■ **Challenge**: Using the material that follows, identify and copy each line with the string "this".

>>>>>

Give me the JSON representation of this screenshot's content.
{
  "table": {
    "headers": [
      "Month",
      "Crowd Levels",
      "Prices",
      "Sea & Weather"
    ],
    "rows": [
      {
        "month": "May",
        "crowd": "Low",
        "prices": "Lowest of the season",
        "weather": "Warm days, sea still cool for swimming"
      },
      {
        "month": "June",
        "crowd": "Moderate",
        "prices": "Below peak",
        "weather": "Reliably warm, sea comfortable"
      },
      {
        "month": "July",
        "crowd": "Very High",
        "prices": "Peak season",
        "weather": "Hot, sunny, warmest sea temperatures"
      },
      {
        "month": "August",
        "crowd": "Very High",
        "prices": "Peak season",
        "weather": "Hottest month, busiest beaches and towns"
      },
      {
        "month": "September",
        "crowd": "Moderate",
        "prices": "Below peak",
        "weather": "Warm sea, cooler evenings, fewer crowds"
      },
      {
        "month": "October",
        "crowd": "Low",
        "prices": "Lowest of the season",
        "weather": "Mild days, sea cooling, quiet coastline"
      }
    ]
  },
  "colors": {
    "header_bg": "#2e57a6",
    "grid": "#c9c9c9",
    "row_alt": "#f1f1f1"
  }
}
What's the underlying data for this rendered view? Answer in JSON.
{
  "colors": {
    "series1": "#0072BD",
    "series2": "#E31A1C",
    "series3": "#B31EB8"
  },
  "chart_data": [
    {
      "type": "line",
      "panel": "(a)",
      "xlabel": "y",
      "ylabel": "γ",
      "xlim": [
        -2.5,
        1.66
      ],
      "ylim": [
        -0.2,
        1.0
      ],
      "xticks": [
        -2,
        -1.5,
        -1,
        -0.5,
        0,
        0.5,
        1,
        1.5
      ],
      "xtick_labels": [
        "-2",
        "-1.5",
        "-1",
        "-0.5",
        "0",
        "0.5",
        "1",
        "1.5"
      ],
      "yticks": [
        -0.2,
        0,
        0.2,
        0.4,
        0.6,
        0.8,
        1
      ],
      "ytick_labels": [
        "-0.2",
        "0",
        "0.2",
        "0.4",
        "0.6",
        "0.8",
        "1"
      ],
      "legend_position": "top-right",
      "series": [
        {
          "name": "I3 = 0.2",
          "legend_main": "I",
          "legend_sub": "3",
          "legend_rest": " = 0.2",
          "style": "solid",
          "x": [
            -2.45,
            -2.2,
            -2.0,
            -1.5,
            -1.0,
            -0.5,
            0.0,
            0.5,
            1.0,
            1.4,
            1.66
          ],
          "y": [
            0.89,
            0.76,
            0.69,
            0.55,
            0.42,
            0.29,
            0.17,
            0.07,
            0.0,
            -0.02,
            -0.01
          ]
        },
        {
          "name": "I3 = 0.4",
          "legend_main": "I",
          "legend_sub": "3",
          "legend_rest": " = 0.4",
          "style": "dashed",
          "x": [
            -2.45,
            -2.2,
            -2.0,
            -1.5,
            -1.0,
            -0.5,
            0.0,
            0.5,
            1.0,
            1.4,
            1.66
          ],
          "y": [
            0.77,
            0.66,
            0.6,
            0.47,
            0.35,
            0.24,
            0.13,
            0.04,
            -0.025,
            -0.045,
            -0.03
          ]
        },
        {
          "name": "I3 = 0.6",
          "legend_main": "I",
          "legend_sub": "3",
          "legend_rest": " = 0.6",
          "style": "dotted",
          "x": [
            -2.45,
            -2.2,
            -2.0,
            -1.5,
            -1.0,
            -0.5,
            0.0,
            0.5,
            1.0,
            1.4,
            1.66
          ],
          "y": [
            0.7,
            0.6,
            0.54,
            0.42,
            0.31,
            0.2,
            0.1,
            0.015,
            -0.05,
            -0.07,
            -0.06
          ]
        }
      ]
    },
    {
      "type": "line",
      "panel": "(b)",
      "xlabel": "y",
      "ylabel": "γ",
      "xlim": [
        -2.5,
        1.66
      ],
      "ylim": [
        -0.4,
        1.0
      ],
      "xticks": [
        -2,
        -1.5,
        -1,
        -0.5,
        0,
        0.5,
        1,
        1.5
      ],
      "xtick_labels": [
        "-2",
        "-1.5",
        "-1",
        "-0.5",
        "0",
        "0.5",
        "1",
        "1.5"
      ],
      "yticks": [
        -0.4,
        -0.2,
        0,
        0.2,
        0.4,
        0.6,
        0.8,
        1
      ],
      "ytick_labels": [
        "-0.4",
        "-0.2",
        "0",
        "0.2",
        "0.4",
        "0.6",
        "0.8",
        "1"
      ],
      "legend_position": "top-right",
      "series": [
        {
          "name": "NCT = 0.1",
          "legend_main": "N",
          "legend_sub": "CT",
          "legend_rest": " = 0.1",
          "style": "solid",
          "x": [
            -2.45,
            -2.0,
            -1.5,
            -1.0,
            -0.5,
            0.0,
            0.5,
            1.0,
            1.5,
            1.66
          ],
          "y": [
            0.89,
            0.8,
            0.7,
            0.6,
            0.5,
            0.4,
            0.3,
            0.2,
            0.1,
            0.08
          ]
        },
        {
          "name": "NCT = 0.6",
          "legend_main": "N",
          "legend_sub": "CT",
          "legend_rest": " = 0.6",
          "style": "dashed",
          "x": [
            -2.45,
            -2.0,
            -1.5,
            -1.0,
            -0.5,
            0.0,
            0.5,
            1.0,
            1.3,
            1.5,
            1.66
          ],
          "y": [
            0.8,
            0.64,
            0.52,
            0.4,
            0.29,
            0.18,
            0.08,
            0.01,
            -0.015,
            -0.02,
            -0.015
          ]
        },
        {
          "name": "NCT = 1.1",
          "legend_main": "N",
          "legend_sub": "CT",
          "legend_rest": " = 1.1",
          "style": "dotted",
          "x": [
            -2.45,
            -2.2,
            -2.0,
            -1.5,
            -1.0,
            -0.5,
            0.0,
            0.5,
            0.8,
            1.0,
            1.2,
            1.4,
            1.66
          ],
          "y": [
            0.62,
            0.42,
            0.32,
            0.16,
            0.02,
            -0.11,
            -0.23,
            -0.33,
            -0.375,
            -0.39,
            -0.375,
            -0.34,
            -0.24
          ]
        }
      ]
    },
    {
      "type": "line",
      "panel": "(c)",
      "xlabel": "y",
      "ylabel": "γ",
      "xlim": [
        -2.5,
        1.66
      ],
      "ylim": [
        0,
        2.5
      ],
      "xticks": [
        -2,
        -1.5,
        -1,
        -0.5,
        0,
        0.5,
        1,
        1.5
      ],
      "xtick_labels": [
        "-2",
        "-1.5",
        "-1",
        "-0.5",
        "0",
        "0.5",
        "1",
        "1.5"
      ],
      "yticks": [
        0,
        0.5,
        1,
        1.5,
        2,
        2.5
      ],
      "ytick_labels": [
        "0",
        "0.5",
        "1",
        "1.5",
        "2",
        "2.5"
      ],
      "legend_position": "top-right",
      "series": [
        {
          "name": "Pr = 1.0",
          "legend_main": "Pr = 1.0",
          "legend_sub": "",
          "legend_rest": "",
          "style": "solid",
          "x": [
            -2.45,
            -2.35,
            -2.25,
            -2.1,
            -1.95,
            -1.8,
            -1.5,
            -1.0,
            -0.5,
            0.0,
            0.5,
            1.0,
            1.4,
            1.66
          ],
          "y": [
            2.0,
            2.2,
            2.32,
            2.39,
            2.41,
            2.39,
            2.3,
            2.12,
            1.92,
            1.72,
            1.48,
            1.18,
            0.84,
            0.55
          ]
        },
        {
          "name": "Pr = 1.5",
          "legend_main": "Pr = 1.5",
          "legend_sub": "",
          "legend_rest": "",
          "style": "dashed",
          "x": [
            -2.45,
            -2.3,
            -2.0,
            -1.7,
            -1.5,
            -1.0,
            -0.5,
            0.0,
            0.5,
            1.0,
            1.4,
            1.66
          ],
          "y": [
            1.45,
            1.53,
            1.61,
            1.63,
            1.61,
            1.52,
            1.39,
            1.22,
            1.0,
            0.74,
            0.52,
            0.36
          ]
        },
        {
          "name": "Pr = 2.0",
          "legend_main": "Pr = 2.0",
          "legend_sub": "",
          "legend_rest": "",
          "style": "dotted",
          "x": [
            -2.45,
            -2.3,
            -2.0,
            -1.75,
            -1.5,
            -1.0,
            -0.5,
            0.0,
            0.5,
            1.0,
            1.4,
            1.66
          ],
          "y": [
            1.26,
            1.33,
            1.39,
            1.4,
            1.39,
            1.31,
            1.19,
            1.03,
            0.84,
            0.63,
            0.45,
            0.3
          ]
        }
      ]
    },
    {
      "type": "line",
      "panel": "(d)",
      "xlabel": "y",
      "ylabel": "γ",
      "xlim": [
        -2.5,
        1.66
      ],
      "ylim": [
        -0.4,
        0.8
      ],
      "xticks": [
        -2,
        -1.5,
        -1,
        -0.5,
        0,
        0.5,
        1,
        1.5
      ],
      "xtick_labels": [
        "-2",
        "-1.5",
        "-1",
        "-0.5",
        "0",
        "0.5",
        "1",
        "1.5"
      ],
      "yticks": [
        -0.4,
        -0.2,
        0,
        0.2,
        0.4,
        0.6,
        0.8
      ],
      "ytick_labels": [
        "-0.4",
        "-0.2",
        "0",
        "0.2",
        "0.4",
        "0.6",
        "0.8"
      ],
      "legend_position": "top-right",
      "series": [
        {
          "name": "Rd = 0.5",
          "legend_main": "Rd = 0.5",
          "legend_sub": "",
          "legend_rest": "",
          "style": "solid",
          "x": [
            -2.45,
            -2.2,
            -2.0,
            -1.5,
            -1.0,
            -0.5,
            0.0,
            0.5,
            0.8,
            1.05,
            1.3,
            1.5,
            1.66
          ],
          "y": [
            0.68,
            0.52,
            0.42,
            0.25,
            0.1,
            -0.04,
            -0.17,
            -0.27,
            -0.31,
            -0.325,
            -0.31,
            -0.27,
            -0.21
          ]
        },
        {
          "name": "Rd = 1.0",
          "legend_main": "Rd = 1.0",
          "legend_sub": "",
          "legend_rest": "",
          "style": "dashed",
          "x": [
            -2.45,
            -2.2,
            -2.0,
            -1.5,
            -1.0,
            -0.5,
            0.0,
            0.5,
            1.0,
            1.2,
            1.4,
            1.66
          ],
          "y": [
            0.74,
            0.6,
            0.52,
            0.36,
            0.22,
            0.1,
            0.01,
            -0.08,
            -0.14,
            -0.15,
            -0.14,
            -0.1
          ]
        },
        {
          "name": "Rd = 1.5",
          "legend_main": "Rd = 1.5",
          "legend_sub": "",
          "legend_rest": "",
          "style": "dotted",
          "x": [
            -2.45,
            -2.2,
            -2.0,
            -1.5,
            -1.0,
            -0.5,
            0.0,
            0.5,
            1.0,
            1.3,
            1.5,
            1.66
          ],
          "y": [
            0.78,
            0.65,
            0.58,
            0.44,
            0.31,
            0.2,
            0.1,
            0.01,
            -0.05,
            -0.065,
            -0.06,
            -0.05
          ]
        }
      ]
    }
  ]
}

<<<<<

■ **Task output**:
Give me the JSON representation of this screenshot's content.
What's the underlying data for this rendered view? Answer in JSON.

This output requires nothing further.